*TASK DESCRIPTION:* Can you rewrite the listing below with every "interactable" swapped for "clickable" and everything else left unchanged?

*RECORDS FOR THE EXERCISE:*
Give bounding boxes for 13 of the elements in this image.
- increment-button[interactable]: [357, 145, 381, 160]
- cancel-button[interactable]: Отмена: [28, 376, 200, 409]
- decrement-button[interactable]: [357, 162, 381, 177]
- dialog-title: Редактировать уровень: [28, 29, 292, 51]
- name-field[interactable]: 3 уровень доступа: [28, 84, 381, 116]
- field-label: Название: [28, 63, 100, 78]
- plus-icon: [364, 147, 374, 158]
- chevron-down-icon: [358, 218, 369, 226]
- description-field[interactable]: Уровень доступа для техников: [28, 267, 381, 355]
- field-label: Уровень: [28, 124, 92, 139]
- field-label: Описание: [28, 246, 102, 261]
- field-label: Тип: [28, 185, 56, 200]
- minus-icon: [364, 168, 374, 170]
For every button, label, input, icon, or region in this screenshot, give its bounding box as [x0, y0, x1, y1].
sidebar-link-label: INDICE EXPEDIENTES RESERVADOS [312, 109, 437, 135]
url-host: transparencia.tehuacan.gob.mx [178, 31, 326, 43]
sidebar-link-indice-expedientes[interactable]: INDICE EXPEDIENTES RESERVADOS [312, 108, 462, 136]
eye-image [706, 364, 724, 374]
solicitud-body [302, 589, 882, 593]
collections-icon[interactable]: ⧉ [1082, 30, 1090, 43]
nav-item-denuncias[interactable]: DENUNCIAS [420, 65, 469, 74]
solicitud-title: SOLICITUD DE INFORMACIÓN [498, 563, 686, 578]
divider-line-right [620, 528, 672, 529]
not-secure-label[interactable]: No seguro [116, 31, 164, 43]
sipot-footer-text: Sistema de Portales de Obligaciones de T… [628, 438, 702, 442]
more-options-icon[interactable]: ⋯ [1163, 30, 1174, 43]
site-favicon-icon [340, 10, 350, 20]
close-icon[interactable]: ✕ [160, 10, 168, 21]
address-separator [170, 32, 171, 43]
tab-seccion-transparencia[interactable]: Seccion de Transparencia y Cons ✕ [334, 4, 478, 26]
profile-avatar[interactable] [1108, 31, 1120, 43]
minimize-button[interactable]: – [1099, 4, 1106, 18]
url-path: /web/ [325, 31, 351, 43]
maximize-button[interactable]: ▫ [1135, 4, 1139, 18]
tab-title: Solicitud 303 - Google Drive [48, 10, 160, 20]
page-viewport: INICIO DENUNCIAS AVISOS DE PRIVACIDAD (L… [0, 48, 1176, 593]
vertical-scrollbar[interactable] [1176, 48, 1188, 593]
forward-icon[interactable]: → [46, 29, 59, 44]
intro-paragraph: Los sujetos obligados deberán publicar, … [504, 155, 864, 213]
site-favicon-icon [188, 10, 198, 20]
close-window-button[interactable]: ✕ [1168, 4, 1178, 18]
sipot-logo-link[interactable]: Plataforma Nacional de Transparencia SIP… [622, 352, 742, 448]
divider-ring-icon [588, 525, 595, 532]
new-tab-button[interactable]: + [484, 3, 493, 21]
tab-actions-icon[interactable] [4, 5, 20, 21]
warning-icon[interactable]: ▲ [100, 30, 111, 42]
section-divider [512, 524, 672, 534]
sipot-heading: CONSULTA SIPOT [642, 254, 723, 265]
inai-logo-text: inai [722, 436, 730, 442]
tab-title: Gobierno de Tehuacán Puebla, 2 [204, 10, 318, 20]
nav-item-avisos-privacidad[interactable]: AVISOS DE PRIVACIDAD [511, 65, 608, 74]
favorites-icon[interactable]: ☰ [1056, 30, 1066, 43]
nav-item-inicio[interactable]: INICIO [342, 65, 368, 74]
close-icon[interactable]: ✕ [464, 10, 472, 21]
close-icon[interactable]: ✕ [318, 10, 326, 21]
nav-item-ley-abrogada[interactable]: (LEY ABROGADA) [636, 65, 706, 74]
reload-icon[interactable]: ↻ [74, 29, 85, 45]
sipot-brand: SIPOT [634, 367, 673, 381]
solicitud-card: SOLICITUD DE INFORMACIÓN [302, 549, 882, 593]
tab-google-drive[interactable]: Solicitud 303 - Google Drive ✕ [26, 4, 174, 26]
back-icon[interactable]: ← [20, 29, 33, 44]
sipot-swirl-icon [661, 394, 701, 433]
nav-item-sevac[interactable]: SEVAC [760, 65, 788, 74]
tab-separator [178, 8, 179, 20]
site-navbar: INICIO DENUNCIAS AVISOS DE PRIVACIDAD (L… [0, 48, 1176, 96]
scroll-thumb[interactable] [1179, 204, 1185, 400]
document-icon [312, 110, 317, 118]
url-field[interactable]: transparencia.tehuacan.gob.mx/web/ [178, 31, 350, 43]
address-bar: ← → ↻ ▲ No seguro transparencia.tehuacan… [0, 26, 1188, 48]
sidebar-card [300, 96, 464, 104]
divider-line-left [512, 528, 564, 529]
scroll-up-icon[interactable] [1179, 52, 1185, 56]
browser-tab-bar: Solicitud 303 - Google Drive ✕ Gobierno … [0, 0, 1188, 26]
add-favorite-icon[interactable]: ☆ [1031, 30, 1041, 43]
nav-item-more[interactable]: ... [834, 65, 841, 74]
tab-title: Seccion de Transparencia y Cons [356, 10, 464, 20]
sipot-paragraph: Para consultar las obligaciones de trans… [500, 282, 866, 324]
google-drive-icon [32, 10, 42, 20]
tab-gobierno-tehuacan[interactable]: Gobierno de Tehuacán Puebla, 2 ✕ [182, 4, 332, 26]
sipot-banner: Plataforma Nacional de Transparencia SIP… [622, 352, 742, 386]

*THE OUTPUT:*
Give bounding boxes for 13 of the elements in this image.
- increment-button[clickable]: [357, 145, 381, 160]
- cancel-button[clickable]: Отмена: [28, 376, 200, 409]
- decrement-button[clickable]: [357, 162, 381, 177]
- dialog-title: Редактировать уровень: [28, 29, 292, 51]
- name-field[clickable]: 3 уровень доступа: [28, 84, 381, 116]
- field-label: Название: [28, 63, 100, 78]
- plus-icon: [364, 147, 374, 158]
- chevron-down-icon: [358, 218, 369, 226]
- description-field[clickable]: Уровень доступа для техников: [28, 267, 381, 355]
- field-label: Уровень: [28, 124, 92, 139]
- field-label: Описание: [28, 246, 102, 261]
- field-label: Тип: [28, 185, 56, 200]
- minus-icon: [364, 168, 374, 170]
For every button, label, input, icon, or region in this screenshot, give its bounding box as [x0, y0, x1, y1].
sidebar-link-label: INDICE EXPEDIENTES RESERVADOS [312, 109, 437, 135]
url-host: transparencia.tehuacan.gob.mx [178, 31, 326, 43]
sidebar-link-indice-expedientes[clickable]: INDICE EXPEDIENTES RESERVADOS [312, 108, 462, 136]
eye-image [706, 364, 724, 374]
solicitud-body [302, 589, 882, 593]
collections-icon[clickable]: ⧉ [1082, 30, 1090, 43]
nav-item-denuncias[clickable]: DENUNCIAS [420, 65, 469, 74]
solicitud-title: SOLICITUD DE INFORMACIÓN [498, 563, 686, 578]
divider-line-right [620, 528, 672, 529]
not-secure-label[clickable]: No seguro [116, 31, 164, 43]
sipot-footer-text: Sistema de Portales de Obligaciones de T… [628, 438, 702, 442]
more-options-icon[clickable]: ⋯ [1163, 30, 1174, 43]
site-favicon-icon [340, 10, 350, 20]
close-icon[clickable]: ✕ [160, 10, 168, 21]
address-separator [170, 32, 171, 43]
tab-seccion-transparencia[clickable]: Seccion de Transparencia y Cons ✕ [334, 4, 478, 26]
profile-avatar[clickable] [1108, 31, 1120, 43]
minimize-button[clickable]: – [1099, 4, 1106, 18]
url-path: /web/ [325, 31, 351, 43]
maximize-button[clickable]: ▫ [1135, 4, 1139, 18]
tab-title: Solicitud 303 - Google Drive [48, 10, 160, 20]
page-viewport: INICIO DENUNCIAS AVISOS DE PRIVACIDAD (L… [0, 48, 1176, 593]
vertical-scrollbar[clickable] [1176, 48, 1188, 593]
forward-icon[clickable]: → [46, 29, 59, 44]
intro-paragraph: Los sujetos obligados deberán publicar, … [504, 155, 864, 213]
site-favicon-icon [188, 10, 198, 20]
close-window-button[clickable]: ✕ [1168, 4, 1178, 18]
sipot-logo-link[clickable]: Plataforma Nacional de Transparencia SIP… [622, 352, 742, 448]
divider-ring-icon [588, 525, 595, 532]
new-tab-button[clickable]: + [484, 3, 493, 21]
tab-actions-icon[clickable] [4, 5, 20, 21]
warning-icon[clickable]: ▲ [100, 30, 111, 42]
section-divider [512, 524, 672, 534]
sipot-heading: CONSULTA SIPOT [642, 254, 723, 265]
inai-logo-text: inai [722, 436, 730, 442]
tab-title: Gobierno de Tehuacán Puebla, 2 [204, 10, 318, 20]
nav-item-avisos-privacidad[clickable]: AVISOS DE PRIVACIDAD [511, 65, 608, 74]
favorites-icon[clickable]: ☰ [1056, 30, 1066, 43]
nav-item-inicio[clickable]: INICIO [342, 65, 368, 74]
close-icon[clickable]: ✕ [464, 10, 472, 21]
close-icon[clickable]: ✕ [318, 10, 326, 21]
nav-item-ley-abrogada[clickable]: (LEY ABROGADA) [636, 65, 706, 74]
reload-icon[clickable]: ↻ [74, 29, 85, 45]
sipot-brand: SIPOT [634, 367, 673, 381]
solicitud-card: SOLICITUD DE INFORMACIÓN [302, 549, 882, 593]
tab-google-drive[clickable]: Solicitud 303 - Google Drive ✕ [26, 4, 174, 26]
back-icon[clickable]: ← [20, 29, 33, 44]
sipot-swirl-icon [661, 394, 701, 433]
nav-item-sevac[clickable]: SEVAC [760, 65, 788, 74]
tab-separator [178, 8, 179, 20]
site-navbar: INICIO DENUNCIAS AVISOS DE PRIVACIDAD (L… [0, 48, 1176, 96]
scroll-thumb[clickable] [1179, 204, 1185, 400]
document-icon [312, 110, 317, 118]
url-field[clickable]: transparencia.tehuacan.gob.mx/web/ [178, 31, 350, 43]
address-bar: ← → ↻ ▲ No seguro transparencia.tehuacan… [0, 26, 1188, 48]
sidebar-card [300, 96, 464, 104]
divider-line-left [512, 528, 564, 529]
scroll-up-icon[clickable] [1179, 52, 1185, 56]
browser-tab-bar: Solicitud 303 - Google Drive ✕ Gobierno … [0, 0, 1188, 26]
add-favorite-icon[clickable]: ☆ [1031, 30, 1041, 43]
nav-item-more[clickable]: ... [834, 65, 841, 74]
tab-title: Seccion de Transparencia y Cons [356, 10, 464, 20]
sipot-paragraph: Para consultar las obligaciones de trans… [500, 282, 866, 324]
google-drive-icon [32, 10, 42, 20]
tab-gobierno-tehuacan[clickable]: Gobierno de Tehuacán Puebla, 2 ✕ [182, 4, 332, 26]
sipot-banner: Plataforma Nacional de Transparencia SIP… [622, 352, 742, 386]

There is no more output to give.